Quote, verbatim, all material below, without pictures.

******

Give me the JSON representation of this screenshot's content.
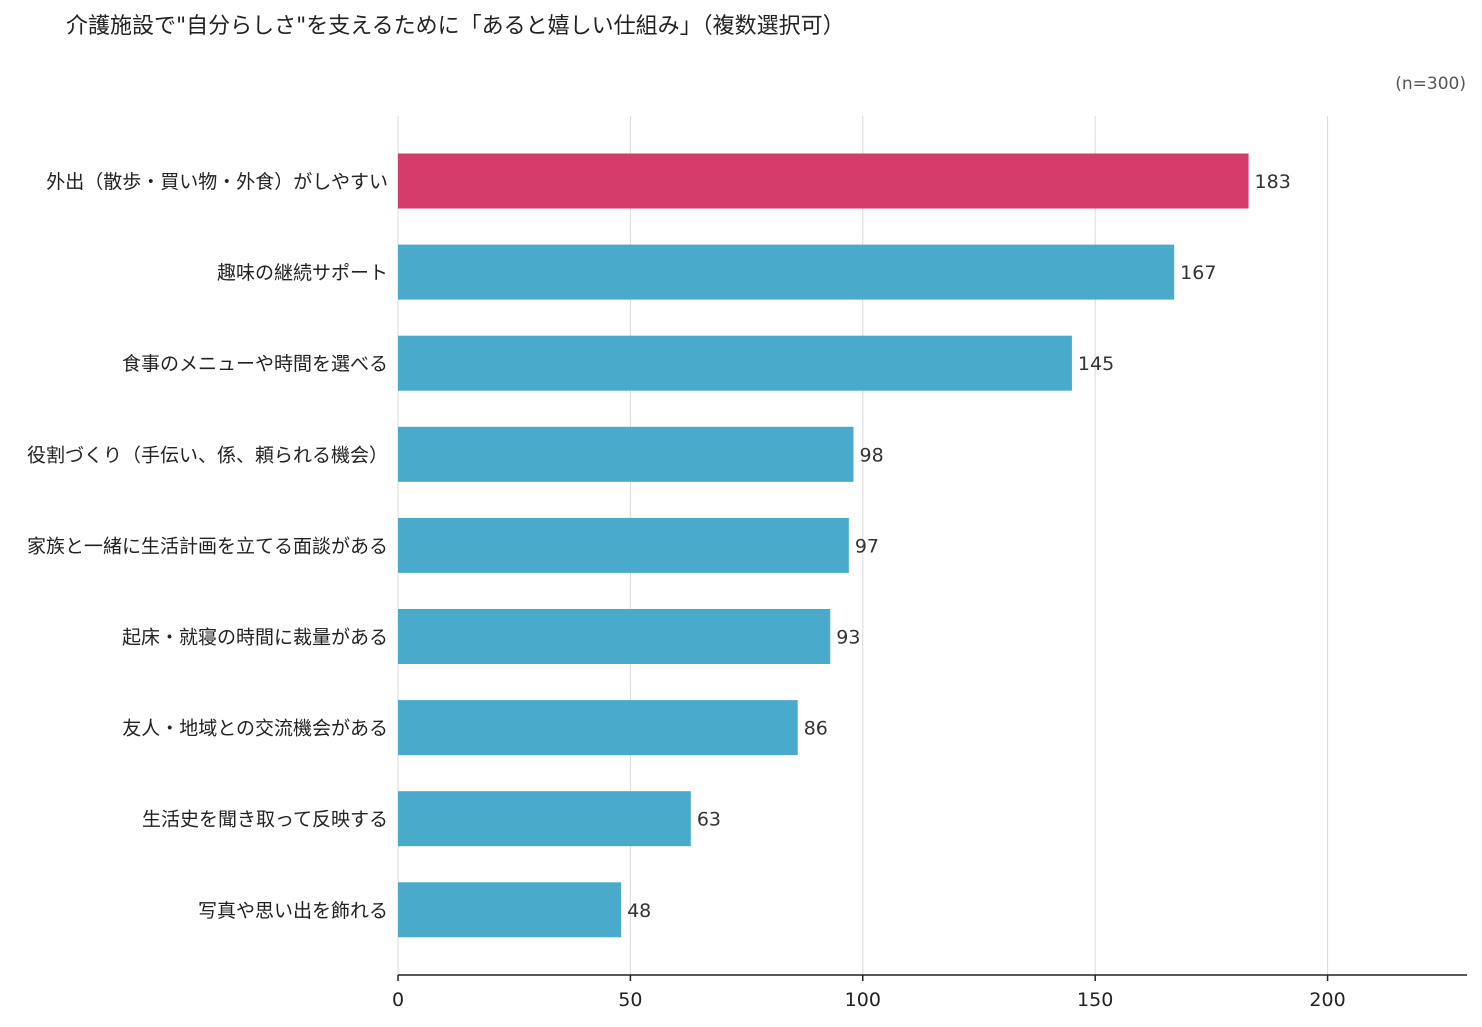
{
  "colors": {
    "highlight": "#d43d6b",
    "bar": "#4aaacb",
    "grid": "#d9d9d9",
    "axis": "#222222",
    "label": "#222222",
    "value": "#333333"
  },
  "chart_data": {
    "type": "bar",
    "orientation": "horizontal",
    "title": "介護施設で\"自分らしさ\"を支えるために「あると嬉しい仕組み」（複数選択可）",
    "sample_note": "(n=300)",
    "xlabel": "",
    "ylabel": "",
    "xlim": [
      0,
      230
    ],
    "xticks": [
      0,
      50,
      100,
      150,
      200
    ],
    "grid": true,
    "highlight_index": 0,
    "categories": [
      "外出（散歩・買い物・外食）がしやすい",
      "趣味の継続サポート",
      "食事のメニューや時間を選べる",
      "役割づくり（手伝い、係、頼られる機会）",
      "家族と一緒に生活計画を立てる面談がある",
      "起床・就寝の時間に裁量がある",
      "友人・地域との交流機会がある",
      "生活史を聞き取って反映する",
      "写真や思い出を飾れる"
    ],
    "values": [
      183,
      167,
      145,
      98,
      97,
      93,
      86,
      63,
      48
    ]
  }
}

******

▶ **The completed task**
Give me the JSON representation of this screenshot's content.
{
  "colors": {
    "highlight": "#d43d6b",
    "bar": "#4aaacb",
    "grid": "#d9d9d9",
    "axis": "#222222",
    "label": "#222222",
    "value": "#333333"
  },
  "chart_data": {
    "type": "bar",
    "orientation": "horizontal",
    "title": "介護施設で\"自分らしさ\"を支えるために「あると嬉しい仕組み」（複数選択可）",
    "sample_note": "(n=300)",
    "xlabel": "",
    "ylabel": "",
    "xlim": [
      0,
      230
    ],
    "xticks": [
      0,
      50,
      100,
      150,
      200
    ],
    "grid": true,
    "highlight_index": 0,
    "categories": [
      "外出（散歩・買い物・外食）がしやすい",
      "趣味の継続サポート",
      "食事のメニューや時間を選べる",
      "役割づくり（手伝い、係、頼られる機会）",
      "家族と一緒に生活計画を立てる面談がある",
      "起床・就寝の時間に裁量がある",
      "友人・地域との交流機会がある",
      "生活史を聞き取って反映する",
      "写真や思い出を飾れる"
    ],
    "values": [
      183,
      167,
      145,
      98,
      97,
      93,
      86,
      63,
      48
    ]
  }
}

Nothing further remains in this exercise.